- [INSTRUCTIONS FOR THE TASK]
Extract each line bearing the word "content".

- [DATA LISTING]
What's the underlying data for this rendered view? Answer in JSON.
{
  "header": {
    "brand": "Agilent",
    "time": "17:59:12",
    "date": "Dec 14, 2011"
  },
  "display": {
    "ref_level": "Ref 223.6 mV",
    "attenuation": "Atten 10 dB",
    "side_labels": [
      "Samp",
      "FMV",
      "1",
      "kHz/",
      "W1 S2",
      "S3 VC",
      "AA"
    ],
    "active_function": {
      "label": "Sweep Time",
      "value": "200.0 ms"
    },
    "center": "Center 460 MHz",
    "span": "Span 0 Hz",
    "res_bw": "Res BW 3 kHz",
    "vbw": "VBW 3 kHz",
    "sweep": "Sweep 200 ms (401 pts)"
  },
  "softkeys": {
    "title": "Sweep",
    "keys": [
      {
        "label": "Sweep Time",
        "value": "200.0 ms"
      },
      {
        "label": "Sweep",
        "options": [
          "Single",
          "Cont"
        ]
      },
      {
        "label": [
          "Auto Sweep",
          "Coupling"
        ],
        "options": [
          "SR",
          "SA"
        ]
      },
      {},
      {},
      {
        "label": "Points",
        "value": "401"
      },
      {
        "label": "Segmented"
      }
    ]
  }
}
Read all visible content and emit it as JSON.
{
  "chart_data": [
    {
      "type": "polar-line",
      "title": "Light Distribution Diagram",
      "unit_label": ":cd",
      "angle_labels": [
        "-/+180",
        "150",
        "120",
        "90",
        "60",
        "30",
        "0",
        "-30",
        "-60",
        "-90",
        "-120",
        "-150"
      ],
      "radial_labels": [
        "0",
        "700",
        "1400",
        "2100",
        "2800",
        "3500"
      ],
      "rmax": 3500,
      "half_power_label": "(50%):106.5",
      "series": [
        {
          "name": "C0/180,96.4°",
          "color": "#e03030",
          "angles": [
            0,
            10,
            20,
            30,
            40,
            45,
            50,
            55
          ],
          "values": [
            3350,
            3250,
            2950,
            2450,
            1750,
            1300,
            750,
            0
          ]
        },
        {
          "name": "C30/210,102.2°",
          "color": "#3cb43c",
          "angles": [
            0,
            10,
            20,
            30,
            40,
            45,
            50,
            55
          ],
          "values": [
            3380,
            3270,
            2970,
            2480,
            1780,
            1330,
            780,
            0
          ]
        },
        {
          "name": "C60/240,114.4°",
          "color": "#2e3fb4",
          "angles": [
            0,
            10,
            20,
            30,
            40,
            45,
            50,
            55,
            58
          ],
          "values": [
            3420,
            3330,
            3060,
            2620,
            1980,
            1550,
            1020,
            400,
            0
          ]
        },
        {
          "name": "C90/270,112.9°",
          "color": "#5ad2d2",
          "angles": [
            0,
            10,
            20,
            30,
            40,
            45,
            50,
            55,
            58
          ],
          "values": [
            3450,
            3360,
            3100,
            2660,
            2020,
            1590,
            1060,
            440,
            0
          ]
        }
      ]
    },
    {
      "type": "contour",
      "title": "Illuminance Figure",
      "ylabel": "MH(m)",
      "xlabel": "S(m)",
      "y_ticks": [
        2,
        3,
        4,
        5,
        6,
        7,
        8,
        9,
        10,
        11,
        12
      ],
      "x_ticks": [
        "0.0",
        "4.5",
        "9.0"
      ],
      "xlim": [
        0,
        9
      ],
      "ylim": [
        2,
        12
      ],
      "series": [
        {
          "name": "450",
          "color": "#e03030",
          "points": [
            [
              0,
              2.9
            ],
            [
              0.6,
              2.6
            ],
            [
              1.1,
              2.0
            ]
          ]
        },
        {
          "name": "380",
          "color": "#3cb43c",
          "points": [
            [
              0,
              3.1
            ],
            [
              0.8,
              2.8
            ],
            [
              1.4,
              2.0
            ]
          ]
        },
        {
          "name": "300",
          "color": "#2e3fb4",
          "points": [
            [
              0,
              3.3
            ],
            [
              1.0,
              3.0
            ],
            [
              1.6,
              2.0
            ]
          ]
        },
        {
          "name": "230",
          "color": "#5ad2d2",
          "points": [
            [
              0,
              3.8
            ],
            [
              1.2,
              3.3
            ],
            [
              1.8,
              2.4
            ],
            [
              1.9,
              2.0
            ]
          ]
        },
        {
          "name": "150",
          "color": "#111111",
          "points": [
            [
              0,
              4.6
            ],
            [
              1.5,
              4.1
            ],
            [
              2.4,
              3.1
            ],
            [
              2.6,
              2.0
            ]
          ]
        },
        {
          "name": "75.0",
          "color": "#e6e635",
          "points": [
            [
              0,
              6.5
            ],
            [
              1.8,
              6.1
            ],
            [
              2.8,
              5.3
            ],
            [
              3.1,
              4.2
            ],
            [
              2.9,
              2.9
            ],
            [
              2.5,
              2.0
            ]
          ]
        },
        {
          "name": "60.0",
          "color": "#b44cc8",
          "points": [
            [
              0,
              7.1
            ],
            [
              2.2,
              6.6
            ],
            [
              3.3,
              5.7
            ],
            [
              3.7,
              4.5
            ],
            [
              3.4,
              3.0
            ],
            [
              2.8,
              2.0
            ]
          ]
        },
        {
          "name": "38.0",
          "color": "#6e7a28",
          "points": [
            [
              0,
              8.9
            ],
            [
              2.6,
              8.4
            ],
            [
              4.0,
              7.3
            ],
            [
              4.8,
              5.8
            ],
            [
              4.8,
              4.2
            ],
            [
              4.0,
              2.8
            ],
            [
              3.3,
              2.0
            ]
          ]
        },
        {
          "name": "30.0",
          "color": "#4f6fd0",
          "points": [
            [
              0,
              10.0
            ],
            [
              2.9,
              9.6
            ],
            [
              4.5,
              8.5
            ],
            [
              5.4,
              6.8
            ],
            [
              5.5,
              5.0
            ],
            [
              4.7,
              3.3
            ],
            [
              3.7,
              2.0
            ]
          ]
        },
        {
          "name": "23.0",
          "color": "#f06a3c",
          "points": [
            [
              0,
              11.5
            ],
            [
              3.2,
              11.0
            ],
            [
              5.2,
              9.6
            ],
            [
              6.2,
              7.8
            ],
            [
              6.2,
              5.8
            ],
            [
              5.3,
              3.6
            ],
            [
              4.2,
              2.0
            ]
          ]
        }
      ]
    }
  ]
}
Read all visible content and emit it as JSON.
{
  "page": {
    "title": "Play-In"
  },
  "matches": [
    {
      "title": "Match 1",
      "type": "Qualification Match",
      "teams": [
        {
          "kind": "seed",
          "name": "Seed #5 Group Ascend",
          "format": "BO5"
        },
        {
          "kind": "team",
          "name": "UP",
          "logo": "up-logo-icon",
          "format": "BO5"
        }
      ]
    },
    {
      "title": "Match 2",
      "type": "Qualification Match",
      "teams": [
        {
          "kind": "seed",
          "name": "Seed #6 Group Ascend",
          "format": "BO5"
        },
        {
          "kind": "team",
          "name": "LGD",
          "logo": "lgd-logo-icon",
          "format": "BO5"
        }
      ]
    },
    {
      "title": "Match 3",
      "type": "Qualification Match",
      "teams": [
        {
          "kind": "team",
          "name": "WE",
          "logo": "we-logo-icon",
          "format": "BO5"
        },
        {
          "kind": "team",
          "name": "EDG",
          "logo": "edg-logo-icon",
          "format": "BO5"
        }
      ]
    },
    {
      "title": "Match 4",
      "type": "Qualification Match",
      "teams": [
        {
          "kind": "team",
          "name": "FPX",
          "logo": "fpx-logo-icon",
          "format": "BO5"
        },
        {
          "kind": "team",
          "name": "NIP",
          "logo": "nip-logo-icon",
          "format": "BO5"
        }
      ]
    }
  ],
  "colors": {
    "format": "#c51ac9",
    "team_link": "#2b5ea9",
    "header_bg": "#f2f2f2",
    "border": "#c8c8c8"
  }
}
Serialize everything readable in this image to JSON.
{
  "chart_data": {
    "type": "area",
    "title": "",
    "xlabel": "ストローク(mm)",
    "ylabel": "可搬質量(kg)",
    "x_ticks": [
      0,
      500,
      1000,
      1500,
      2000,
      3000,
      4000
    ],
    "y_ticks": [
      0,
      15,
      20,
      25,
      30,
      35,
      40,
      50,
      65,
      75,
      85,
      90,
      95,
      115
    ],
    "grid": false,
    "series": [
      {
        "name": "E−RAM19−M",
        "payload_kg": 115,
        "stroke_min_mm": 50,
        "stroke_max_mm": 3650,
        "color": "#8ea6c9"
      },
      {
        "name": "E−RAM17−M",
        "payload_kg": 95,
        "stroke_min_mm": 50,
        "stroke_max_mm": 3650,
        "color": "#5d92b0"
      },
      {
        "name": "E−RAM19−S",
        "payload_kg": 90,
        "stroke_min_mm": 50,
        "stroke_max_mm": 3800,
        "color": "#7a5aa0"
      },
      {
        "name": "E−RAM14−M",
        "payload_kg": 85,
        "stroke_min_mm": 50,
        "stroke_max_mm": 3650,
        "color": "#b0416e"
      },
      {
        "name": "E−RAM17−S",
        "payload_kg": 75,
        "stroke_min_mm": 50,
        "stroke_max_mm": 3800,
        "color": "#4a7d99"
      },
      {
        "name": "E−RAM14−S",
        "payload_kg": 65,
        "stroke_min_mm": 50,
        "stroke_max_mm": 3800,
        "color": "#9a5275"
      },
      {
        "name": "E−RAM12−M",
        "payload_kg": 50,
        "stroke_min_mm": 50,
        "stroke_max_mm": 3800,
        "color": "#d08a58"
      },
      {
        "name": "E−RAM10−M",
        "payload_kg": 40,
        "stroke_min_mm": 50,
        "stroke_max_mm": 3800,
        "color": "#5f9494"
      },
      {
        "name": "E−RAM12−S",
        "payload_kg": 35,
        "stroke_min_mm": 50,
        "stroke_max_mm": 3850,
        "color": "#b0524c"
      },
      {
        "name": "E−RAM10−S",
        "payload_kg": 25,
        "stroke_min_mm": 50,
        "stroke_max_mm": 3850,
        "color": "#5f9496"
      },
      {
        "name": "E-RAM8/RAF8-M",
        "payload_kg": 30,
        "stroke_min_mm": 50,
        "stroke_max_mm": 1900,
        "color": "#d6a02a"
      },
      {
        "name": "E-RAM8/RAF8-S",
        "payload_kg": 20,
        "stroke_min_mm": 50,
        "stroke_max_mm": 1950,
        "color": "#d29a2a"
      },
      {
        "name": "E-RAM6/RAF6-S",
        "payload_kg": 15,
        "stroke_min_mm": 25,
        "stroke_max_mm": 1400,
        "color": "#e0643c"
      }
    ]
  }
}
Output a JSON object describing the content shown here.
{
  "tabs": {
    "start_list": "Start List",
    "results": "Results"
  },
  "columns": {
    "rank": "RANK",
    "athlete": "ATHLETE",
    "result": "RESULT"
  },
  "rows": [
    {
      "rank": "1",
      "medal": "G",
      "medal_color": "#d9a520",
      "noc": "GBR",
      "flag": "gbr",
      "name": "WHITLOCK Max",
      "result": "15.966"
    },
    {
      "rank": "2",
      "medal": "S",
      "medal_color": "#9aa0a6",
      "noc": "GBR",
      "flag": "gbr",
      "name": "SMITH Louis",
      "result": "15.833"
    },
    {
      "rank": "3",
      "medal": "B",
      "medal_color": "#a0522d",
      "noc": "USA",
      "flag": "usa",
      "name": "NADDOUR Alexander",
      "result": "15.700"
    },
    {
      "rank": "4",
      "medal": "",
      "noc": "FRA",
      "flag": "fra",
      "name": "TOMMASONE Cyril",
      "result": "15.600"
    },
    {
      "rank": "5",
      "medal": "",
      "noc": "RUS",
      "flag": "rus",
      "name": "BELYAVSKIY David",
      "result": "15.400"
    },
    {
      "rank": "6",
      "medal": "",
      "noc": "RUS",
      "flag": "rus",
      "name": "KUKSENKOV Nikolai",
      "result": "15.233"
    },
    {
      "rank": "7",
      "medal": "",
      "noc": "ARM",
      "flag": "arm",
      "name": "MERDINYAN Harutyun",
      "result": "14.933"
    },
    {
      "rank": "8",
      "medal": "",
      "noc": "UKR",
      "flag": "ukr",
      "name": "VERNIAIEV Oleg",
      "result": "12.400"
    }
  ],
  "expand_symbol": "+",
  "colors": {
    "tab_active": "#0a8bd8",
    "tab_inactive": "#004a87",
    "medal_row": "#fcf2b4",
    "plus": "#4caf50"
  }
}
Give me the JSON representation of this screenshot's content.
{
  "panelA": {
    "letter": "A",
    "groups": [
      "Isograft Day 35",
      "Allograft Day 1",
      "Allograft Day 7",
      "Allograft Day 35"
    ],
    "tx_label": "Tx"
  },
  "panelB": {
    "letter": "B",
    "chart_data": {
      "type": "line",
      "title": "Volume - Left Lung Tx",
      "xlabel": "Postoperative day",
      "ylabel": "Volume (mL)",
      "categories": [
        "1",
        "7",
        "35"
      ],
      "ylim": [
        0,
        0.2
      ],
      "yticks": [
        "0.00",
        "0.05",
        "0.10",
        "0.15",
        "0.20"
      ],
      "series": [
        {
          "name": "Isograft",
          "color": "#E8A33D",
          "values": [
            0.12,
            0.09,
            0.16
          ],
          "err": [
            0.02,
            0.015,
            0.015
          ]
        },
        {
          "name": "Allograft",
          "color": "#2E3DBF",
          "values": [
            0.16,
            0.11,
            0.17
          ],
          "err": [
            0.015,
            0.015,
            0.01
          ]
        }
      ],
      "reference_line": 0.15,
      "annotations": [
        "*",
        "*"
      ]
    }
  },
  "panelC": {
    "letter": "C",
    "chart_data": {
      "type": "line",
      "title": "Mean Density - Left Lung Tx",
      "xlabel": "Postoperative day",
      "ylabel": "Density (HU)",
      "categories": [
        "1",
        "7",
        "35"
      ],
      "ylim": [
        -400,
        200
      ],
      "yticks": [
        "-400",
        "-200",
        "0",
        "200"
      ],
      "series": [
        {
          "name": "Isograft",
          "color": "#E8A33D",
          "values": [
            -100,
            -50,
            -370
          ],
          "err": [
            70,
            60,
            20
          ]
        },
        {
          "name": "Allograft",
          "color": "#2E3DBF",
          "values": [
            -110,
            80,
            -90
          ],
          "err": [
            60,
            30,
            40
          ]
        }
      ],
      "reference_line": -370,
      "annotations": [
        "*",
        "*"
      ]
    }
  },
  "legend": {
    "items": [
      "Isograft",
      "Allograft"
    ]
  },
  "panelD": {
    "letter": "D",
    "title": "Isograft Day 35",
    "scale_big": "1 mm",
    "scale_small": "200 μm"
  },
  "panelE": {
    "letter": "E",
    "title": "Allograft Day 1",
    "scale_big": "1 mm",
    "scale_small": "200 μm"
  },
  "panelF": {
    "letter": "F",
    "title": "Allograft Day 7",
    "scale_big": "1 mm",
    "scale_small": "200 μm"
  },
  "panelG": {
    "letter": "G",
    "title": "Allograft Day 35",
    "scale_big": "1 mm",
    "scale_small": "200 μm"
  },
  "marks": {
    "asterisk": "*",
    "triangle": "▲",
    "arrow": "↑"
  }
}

- [THE RESPONSE]
Read all visible content and emit it as JSON.
Read all visible content and emit it as JSON.
Output a JSON object describing the content shown here.
Give me the JSON representation of this screenshot's content.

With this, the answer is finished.